● **Extracted entries**
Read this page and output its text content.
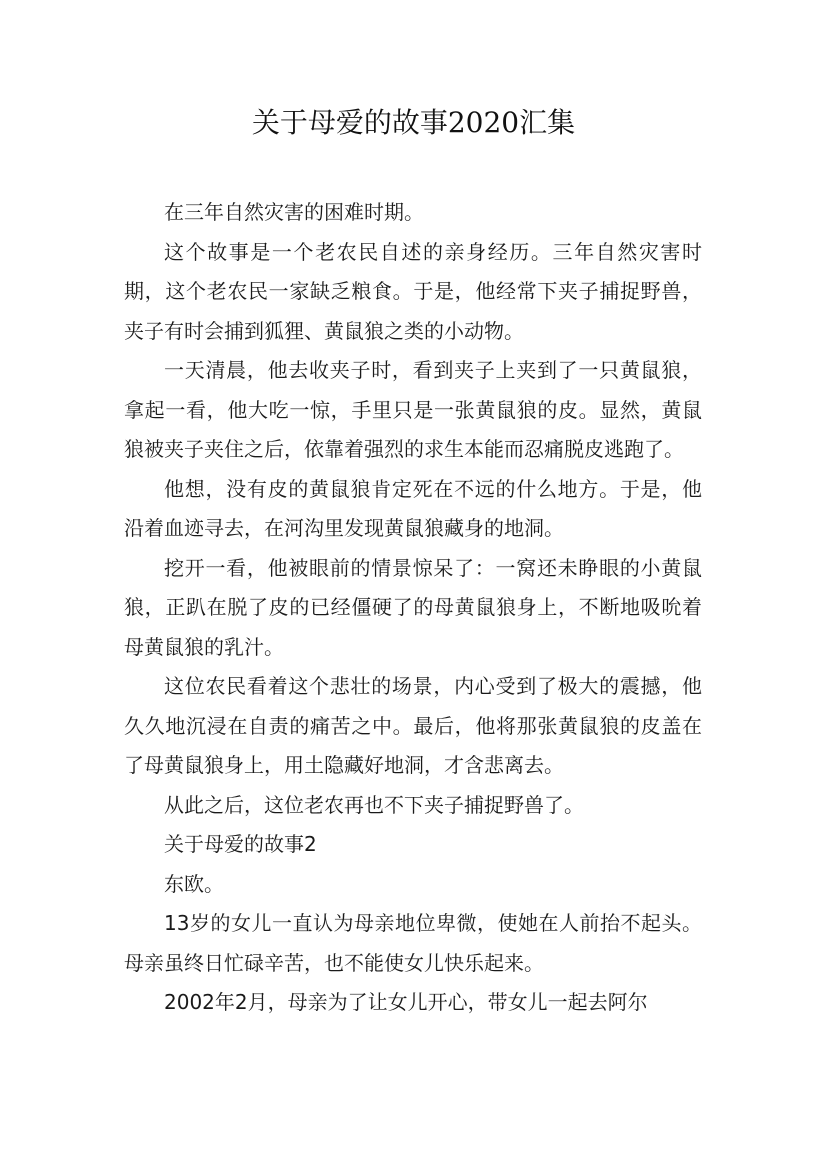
关于母爱的故事2020汇集

在三年自然灾害的困难时期。

这个故事是一个老农民自述的亲身经历。三年自然灾害时期，这个老农民一家缺乏粮食。于是，他经常下夹子捕捉野兽，夹子有时会捕到狐狸、黄鼠狼之类的小动物。

一天清晨，他去收夹子时，看到夹子上夹到了一只黄鼠狼，拿起一看，他大吃一惊，手里只是一张黄鼠狼的皮。显然，黄鼠狼被夹子夹住之后，依靠着强烈的求生本能而忍痛脱皮逃跑了。

他想，没有皮的黄鼠狼肯定死在不远的什么地方。于是，他沿着血迹寻去，在河沟里发现黄鼠狼藏身的地洞。

挖开一看，他被眼前的情景惊呆了：一窝还未睁眼的小黄鼠狼，正趴在脱了皮的已经僵硬了的母黄鼠狼身上，不断地吸吮着母黄鼠狼的乳汁。

这位农民看着这个悲壮的场景，内心受到了极大的震撼，他久久地沉浸在自责的痛苦之中。最后，他将那张黄鼠狼的皮盖在了母黄鼠狼身上，用土隐藏好地洞，才含悲离去。

从此之后，这位老农再也不下夹子捕捉野兽了。

关于母爱的故事2

东欧。

13岁的女儿一直认为母亲地位卑微，使她在人前抬不起头。母亲虽终日忙碌辛苦，也不能使女儿快乐起来。

2002年2月，母亲为了让女儿开心，带女儿一起去阿尔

● **Written task**
Repeat the data above exactly, but not the pictures.

● **Result of this exercise**
Read this page and output its text content.
关于母爱的故事2020汇集

在三年自然灾害的困难时期。

这个故事是一个老农民自述的亲身经历。三年自然灾害时期，这个老农民一家缺乏粮食。于是，他经常下夹子捕捉野兽，夹子有时会捕到狐狸、黄鼠狼之类的小动物。

一天清晨，他去收夹子时，看到夹子上夹到了一只黄鼠狼，拿起一看，他大吃一惊，手里只是一张黄鼠狼的皮。显然，黄鼠狼被夹子夹住之后，依靠着强烈的求生本能而忍痛脱皮逃跑了。

他想，没有皮的黄鼠狼肯定死在不远的什么地方。于是，他沿着血迹寻去，在河沟里发现黄鼠狼藏身的地洞。

挖开一看，他被眼前的情景惊呆了：一窝还未睁眼的小黄鼠狼，正趴在脱了皮的已经僵硬了的母黄鼠狼身上，不断地吸吮着母黄鼠狼的乳汁。

这位农民看着这个悲壮的场景，内心受到了极大的震撼，他久久地沉浸在自责的痛苦之中。最后，他将那张黄鼠狼的皮盖在了母黄鼠狼身上，用土隐藏好地洞，才含悲离去。

从此之后，这位老农再也不下夹子捕捉野兽了。

关于母爱的故事2

东欧。

13岁的女儿一直认为母亲地位卑微，使她在人前抬不起头。母亲虽终日忙碌辛苦，也不能使女儿快乐起来。

2002年2月，母亲为了让女儿开心，带女儿一起去阿尔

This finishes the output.